In the data below, find each line containing the string "finally" and return it.
--- BEGIN ---
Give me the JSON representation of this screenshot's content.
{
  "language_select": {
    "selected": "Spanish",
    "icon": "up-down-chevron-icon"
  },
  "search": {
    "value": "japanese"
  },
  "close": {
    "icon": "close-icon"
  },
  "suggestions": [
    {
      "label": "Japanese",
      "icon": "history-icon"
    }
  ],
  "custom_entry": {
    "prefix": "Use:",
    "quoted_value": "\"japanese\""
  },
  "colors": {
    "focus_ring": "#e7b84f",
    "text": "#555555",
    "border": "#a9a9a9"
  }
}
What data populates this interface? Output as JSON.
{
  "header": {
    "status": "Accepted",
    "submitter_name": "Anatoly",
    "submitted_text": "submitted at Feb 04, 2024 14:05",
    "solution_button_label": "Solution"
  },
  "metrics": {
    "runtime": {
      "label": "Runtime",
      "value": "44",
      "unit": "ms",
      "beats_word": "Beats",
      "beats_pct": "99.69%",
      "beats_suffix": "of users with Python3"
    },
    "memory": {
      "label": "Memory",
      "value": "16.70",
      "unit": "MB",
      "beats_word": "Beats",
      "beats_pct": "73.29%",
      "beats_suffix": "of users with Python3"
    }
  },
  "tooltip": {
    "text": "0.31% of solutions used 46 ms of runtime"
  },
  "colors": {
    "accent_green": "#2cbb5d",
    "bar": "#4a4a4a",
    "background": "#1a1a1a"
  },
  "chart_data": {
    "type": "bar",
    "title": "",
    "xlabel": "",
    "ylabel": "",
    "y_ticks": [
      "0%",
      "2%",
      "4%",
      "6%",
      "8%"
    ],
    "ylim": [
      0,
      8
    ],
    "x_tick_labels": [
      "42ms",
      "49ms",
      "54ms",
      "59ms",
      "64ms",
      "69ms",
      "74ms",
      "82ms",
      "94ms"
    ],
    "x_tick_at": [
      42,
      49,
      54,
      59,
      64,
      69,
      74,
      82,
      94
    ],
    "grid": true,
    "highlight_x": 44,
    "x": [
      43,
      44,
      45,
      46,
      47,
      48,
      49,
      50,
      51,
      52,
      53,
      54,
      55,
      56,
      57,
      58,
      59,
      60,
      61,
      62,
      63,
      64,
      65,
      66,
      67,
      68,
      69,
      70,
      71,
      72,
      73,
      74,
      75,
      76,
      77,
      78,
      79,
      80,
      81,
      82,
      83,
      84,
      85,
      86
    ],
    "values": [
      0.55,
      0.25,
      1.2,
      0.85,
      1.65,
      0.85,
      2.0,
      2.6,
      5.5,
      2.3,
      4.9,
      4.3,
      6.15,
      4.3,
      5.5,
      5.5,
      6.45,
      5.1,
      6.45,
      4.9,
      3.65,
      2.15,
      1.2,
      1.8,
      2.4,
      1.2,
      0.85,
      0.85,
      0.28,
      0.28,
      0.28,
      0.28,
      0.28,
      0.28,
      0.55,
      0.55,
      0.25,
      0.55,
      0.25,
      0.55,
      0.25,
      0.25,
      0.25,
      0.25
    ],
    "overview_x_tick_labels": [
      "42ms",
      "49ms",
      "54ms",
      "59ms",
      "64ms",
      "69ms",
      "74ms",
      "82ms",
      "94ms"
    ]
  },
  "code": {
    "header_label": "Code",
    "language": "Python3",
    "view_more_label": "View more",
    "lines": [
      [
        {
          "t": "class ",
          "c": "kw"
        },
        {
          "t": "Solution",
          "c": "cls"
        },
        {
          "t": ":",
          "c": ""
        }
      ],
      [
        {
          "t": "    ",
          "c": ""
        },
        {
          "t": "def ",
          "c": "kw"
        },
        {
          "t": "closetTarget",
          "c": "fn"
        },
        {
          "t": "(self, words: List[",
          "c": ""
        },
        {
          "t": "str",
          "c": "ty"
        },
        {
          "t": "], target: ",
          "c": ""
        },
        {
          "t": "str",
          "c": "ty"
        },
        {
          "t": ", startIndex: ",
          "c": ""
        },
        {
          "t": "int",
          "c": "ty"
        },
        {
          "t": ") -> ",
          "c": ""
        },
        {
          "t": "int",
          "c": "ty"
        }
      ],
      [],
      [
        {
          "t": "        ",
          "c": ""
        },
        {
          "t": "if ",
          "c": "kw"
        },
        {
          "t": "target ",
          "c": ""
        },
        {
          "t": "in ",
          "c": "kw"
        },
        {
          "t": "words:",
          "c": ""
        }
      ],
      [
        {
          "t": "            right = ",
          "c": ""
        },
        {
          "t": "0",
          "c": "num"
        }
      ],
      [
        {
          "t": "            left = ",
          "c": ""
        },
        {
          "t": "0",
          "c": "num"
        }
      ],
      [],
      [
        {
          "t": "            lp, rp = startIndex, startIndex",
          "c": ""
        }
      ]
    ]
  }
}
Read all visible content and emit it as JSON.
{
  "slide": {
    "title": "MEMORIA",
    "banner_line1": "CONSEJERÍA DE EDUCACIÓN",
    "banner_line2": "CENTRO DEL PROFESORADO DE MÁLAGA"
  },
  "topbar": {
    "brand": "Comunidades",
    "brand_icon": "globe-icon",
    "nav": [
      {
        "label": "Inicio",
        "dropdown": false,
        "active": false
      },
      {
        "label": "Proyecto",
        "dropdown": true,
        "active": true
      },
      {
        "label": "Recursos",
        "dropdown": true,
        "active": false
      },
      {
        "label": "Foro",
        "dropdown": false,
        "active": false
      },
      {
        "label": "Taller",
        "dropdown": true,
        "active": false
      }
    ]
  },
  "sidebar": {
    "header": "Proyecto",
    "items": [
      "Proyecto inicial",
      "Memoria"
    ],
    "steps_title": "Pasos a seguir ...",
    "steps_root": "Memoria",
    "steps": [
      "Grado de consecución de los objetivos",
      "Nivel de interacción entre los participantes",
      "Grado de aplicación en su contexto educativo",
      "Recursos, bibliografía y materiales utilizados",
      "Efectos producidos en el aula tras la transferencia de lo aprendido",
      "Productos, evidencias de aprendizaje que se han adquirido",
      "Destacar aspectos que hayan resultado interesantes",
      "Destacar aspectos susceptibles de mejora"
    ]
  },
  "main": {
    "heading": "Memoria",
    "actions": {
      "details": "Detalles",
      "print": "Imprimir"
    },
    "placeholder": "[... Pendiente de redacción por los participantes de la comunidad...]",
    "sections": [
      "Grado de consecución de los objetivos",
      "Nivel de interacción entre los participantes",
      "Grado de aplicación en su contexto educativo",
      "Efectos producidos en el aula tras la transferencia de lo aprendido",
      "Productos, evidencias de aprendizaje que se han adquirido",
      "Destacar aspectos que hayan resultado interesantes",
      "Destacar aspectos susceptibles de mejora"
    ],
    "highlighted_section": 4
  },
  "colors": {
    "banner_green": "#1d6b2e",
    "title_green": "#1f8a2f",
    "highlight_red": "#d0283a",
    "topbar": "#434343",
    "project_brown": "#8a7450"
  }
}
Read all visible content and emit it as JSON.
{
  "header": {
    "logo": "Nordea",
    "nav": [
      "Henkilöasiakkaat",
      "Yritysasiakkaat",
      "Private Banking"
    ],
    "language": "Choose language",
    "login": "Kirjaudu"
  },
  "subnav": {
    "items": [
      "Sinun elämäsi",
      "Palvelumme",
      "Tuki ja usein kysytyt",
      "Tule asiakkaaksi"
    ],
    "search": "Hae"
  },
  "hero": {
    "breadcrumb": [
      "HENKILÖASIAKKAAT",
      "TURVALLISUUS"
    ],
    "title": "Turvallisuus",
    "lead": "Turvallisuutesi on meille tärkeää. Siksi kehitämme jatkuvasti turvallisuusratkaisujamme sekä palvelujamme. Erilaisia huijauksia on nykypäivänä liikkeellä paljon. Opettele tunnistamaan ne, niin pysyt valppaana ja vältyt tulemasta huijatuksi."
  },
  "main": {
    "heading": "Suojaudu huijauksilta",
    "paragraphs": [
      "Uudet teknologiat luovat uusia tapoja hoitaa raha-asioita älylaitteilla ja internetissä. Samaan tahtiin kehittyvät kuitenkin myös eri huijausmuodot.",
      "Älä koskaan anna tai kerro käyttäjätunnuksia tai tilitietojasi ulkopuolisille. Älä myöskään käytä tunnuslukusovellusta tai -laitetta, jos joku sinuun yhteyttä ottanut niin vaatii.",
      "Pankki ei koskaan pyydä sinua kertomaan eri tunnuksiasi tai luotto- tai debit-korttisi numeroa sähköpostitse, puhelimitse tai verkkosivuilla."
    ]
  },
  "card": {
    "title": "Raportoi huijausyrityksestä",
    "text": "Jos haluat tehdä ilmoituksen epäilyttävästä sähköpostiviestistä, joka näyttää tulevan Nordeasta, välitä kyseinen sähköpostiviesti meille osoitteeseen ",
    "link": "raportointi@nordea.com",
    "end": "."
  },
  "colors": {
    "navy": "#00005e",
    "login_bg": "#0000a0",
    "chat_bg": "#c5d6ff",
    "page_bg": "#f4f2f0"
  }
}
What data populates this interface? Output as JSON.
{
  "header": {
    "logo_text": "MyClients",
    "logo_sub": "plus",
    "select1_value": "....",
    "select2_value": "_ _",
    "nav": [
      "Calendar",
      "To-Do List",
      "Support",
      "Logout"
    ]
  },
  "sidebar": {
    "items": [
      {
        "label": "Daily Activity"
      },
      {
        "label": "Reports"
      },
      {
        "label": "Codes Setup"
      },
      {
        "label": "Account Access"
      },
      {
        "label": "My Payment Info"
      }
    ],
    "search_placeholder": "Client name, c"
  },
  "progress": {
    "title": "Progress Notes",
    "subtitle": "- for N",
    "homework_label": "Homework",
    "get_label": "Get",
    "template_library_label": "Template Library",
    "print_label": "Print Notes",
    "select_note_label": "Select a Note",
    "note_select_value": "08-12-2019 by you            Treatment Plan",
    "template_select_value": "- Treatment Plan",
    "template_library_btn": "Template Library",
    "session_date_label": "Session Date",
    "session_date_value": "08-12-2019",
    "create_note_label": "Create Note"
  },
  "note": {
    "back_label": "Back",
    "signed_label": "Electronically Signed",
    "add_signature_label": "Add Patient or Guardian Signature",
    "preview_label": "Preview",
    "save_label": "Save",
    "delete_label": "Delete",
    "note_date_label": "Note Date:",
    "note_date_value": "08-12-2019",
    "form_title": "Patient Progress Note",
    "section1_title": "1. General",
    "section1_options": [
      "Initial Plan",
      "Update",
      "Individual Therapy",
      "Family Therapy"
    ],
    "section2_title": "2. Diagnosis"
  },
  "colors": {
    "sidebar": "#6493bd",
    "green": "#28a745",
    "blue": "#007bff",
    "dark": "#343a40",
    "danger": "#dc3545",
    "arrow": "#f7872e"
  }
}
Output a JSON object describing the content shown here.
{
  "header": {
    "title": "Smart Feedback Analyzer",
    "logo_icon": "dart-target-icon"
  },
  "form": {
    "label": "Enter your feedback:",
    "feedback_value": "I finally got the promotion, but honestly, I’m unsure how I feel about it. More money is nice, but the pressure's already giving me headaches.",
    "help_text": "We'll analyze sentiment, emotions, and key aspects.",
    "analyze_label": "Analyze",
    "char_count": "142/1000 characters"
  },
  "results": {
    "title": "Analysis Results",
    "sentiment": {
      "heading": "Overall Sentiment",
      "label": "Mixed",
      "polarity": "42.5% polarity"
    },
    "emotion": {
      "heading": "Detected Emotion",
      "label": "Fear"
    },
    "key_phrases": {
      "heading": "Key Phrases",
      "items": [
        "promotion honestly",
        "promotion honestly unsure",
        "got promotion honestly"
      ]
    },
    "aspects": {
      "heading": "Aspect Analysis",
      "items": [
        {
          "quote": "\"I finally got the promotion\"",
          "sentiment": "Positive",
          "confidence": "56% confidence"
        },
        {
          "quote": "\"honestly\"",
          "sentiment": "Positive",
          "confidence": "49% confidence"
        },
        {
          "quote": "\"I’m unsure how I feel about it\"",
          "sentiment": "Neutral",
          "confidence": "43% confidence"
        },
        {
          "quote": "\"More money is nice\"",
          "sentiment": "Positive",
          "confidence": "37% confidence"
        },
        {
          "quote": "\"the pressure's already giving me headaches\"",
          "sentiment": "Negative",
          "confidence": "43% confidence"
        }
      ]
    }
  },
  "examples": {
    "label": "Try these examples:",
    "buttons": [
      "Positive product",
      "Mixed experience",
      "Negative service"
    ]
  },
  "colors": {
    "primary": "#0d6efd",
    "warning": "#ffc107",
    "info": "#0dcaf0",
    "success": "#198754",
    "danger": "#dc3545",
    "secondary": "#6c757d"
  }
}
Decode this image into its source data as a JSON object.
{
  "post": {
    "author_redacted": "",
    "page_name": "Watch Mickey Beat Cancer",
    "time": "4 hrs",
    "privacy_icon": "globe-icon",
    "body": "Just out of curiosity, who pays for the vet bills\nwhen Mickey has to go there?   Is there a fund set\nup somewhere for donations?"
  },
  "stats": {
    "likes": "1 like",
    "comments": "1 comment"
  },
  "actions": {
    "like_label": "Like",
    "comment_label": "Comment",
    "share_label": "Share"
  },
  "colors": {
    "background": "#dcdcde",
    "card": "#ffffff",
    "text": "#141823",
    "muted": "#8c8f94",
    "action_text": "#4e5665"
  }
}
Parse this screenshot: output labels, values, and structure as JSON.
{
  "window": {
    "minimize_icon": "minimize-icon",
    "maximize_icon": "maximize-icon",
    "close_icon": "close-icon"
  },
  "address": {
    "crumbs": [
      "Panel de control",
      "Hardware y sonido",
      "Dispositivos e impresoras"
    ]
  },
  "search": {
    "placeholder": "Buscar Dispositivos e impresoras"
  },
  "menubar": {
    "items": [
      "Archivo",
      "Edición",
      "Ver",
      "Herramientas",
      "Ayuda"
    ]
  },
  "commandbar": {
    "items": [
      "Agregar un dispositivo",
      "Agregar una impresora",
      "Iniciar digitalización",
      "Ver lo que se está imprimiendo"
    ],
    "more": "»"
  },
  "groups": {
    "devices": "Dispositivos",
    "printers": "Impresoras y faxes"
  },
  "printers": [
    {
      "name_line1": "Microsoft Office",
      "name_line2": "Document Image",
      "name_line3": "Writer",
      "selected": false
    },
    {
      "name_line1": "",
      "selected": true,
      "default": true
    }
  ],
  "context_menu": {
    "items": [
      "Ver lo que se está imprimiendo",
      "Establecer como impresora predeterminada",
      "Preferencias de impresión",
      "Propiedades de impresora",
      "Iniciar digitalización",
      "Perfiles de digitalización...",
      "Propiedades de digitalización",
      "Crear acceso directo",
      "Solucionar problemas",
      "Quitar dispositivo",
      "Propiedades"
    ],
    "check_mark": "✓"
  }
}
--- END ---
§ FULL ANSWER:
    "feedback_value": "I finally got the promotion, but honestly, I’m unsure how I feel about it. More money is nice, but the pressure's already giving me headaches.",
          "quote": "\"I finally got the promotion\"",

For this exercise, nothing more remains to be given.